─── Entries ───

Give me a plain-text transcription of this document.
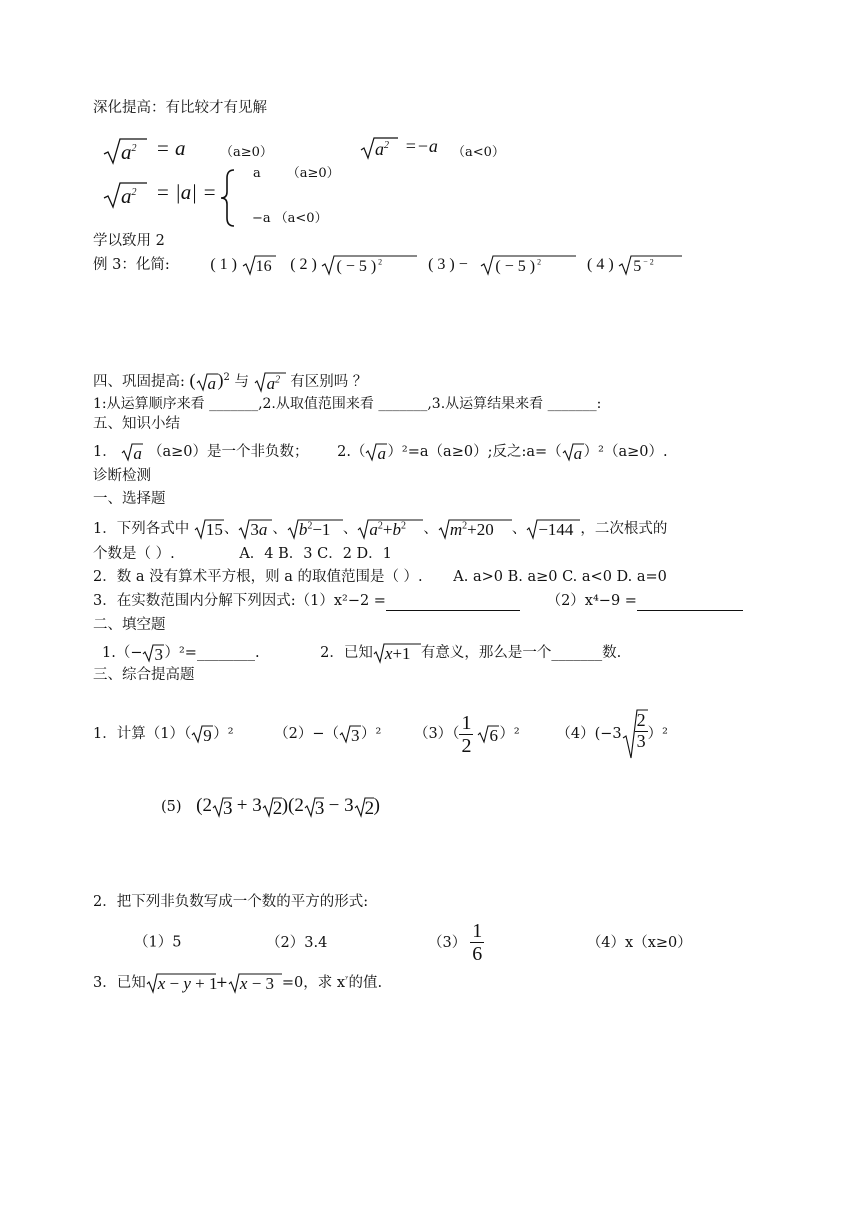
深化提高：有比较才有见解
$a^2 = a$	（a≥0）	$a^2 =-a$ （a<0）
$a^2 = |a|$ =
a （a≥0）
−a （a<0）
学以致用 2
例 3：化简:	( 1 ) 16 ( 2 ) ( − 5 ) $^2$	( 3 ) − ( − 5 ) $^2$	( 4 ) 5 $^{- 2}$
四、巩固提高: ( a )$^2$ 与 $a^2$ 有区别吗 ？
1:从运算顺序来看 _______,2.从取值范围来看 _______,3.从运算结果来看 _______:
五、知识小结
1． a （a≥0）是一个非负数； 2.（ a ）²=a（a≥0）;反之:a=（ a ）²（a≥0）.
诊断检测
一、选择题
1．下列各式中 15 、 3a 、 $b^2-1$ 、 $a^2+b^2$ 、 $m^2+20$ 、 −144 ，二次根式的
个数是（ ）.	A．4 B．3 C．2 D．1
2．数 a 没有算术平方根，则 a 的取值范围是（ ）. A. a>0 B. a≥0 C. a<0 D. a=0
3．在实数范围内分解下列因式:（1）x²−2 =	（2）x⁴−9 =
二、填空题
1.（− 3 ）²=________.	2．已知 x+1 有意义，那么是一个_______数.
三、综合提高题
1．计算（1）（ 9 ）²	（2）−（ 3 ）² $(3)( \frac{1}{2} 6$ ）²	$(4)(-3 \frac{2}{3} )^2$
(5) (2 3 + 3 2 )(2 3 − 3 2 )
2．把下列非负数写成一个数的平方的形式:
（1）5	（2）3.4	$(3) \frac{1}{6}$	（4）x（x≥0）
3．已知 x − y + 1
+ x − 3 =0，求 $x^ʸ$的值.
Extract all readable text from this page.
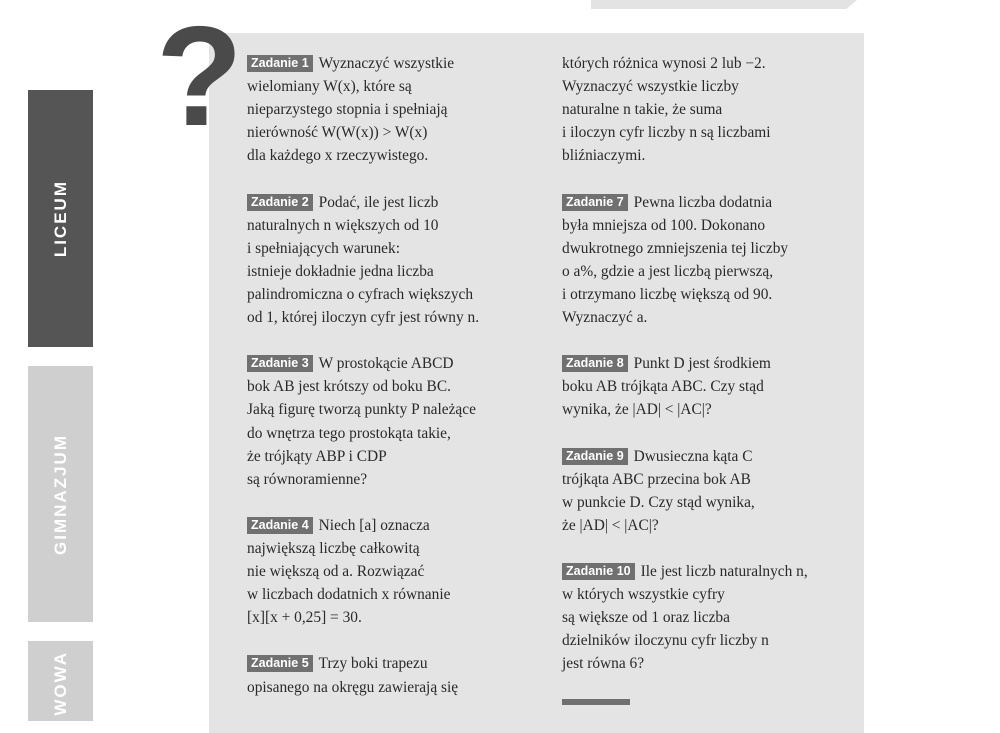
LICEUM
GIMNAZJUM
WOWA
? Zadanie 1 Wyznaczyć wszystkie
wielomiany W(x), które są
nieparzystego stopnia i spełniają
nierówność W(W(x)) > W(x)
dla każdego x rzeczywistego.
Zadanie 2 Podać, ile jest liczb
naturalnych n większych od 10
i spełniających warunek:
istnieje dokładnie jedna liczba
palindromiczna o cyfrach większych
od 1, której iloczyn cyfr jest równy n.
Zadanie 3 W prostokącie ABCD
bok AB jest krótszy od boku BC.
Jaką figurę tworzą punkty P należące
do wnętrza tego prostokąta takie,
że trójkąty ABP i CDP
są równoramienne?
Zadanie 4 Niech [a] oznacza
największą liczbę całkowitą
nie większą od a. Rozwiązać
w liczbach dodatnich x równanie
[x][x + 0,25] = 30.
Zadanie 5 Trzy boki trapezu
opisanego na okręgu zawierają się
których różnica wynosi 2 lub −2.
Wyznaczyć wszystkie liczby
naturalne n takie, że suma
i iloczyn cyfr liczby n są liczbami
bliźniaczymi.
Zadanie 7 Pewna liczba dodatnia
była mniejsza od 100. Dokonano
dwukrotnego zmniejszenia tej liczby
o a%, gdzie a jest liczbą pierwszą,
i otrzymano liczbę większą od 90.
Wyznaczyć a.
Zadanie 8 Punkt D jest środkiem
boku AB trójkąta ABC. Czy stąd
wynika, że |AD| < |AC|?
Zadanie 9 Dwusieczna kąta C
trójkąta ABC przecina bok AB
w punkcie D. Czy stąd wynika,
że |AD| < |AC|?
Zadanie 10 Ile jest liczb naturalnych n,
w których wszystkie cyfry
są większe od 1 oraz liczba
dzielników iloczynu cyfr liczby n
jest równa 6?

───

What to work on: Where a line of the data holds "liczbę", show that line.

Correct output:
największą liczbę całkowitą
i otrzymano liczbę większą od 90.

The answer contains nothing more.